Work required: Each line below should be retyped exactly, with no pictures.

-- Start Given data --

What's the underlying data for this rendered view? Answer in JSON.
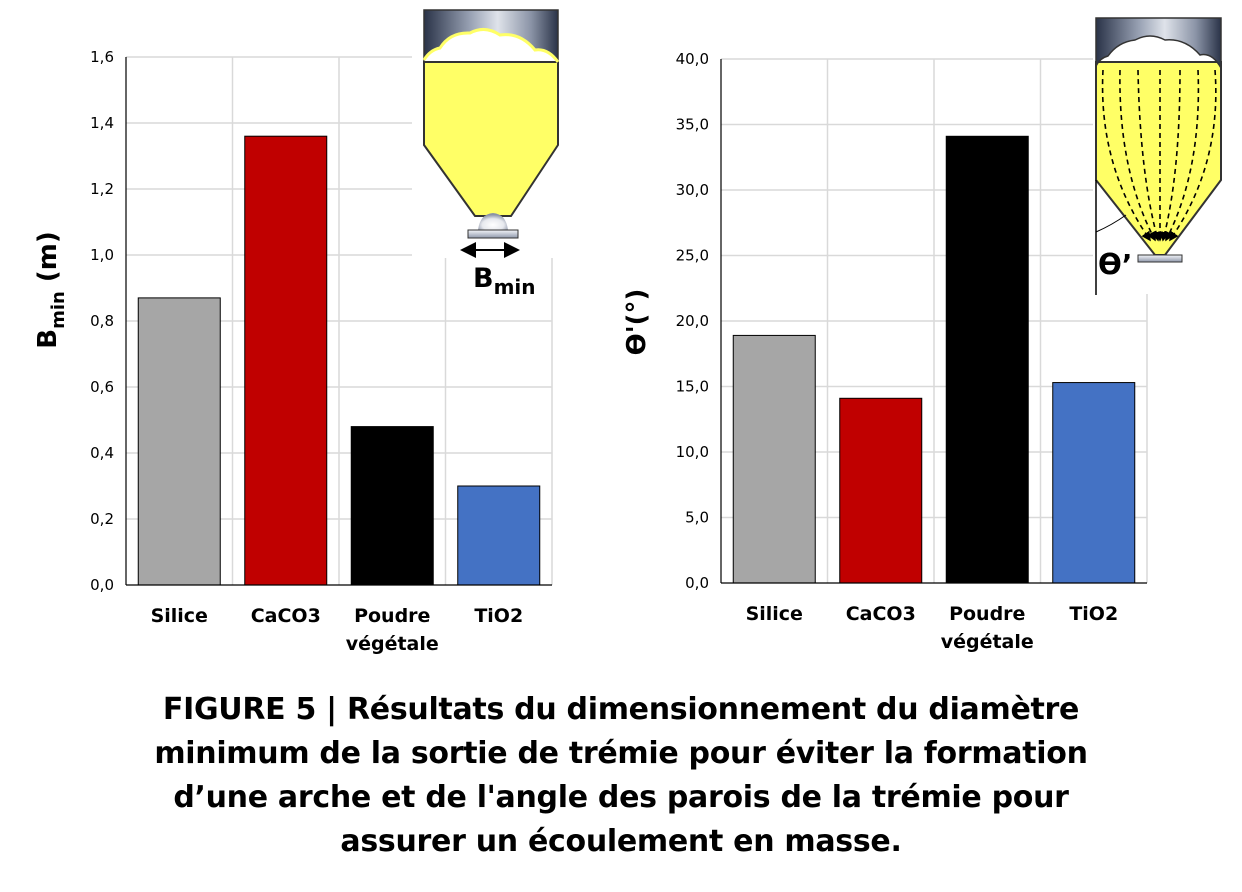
{
  "chart_data": [
    {
      "type": "bar",
      "categories": [
        "Silice",
        "CaCO3",
        "Poudre végétale",
        "TiO2"
      ],
      "category_lines": [
        [
          "Silice"
        ],
        [
          "CaCO3"
        ],
        [
          "Poudre",
          "végétale"
        ],
        [
          "TiO2"
        ]
      ],
      "values": [
        0.87,
        1.36,
        0.48,
        0.3
      ],
      "colors": [
        "#a6a6a6",
        "#c00000",
        "#000000",
        "#4472c4"
      ],
      "ylabel_main": "B",
      "ylabel_sub": "min",
      "ylabel_rest": " (m)",
      "ylim": [
        0,
        1.6
      ],
      "yticks": [
        "0,0",
        "0,2",
        "0,4",
        "0,6",
        "0,8",
        "1,0",
        "1,2",
        "1,4",
        "1,6"
      ],
      "grid": true,
      "inset_label_main": "B",
      "inset_label_sub": "min"
    },
    {
      "type": "bar",
      "categories": [
        "Silice",
        "CaCO3",
        "Poudre végétale",
        "TiO2"
      ],
      "category_lines": [
        [
          "Silice"
        ],
        [
          "CaCO3"
        ],
        [
          "Poudre",
          "végétale"
        ],
        [
          "TiO2"
        ]
      ],
      "values": [
        18.9,
        14.1,
        34.1,
        15.3
      ],
      "colors": [
        "#a6a6a6",
        "#c00000",
        "#000000",
        "#4472c4"
      ],
      "ylabel": "ϴ'(°)",
      "ylim": [
        0,
        40
      ],
      "yticks": [
        "0,0",
        "5,0",
        "10,0",
        "15,0",
        "20,0",
        "25,0",
        "30,0",
        "35,0",
        "40,0"
      ],
      "grid": true,
      "inset_label": "ϴ’"
    }
  ],
  "caption": {
    "lines": [
      "FIGURE 5 | Résultats du dimensionnement du diamètre",
      "minimum de la sortie de trémie pour éviter la formation",
      "d’une arche et de l'angle des parois de la trémie pour",
      "assurer un écoulement en masse."
    ]
  }
}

-- End Given data --

Right answer:
What's the underlying data for this rendered view? Answer in JSON.
{
  "chart_data": [
    {
      "type": "bar",
      "categories": [
        "Silice",
        "CaCO3",
        "Poudre végétale",
        "TiO2"
      ],
      "category_lines": [
        [
          "Silice"
        ],
        [
          "CaCO3"
        ],
        [
          "Poudre",
          "végétale"
        ],
        [
          "TiO2"
        ]
      ],
      "values": [
        0.87,
        1.36,
        0.48,
        0.3
      ],
      "colors": [
        "#a6a6a6",
        "#c00000",
        "#000000",
        "#4472c4"
      ],
      "ylabel_main": "B",
      "ylabel_sub": "min",
      "ylabel_rest": " (m)",
      "ylim": [
        0,
        1.6
      ],
      "yticks": [
        "0,0",
        "0,2",
        "0,4",
        "0,6",
        "0,8",
        "1,0",
        "1,2",
        "1,4",
        "1,6"
      ],
      "grid": true,
      "inset_label_main": "B",
      "inset_label_sub": "min"
    },
    {
      "type": "bar",
      "categories": [
        "Silice",
        "CaCO3",
        "Poudre végétale",
        "TiO2"
      ],
      "category_lines": [
        [
          "Silice"
        ],
        [
          "CaCO3"
        ],
        [
          "Poudre",
          "végétale"
        ],
        [
          "TiO2"
        ]
      ],
      "values": [
        18.9,
        14.1,
        34.1,
        15.3
      ],
      "colors": [
        "#a6a6a6",
        "#c00000",
        "#000000",
        "#4472c4"
      ],
      "ylabel": "ϴ'(°)",
      "ylim": [
        0,
        40
      ],
      "yticks": [
        "0,0",
        "5,0",
        "10,0",
        "15,0",
        "20,0",
        "25,0",
        "30,0",
        "35,0",
        "40,0"
      ],
      "grid": true,
      "inset_label": "ϴ’"
    }
  ],
  "caption": {
    "lines": [
      "FIGURE 5 | Résultats du dimensionnement du diamètre",
      "minimum de la sortie de trémie pour éviter la formation",
      "d’une arche et de l'angle des parois de la trémie pour",
      "assurer un écoulement en masse."
    ]
  }
}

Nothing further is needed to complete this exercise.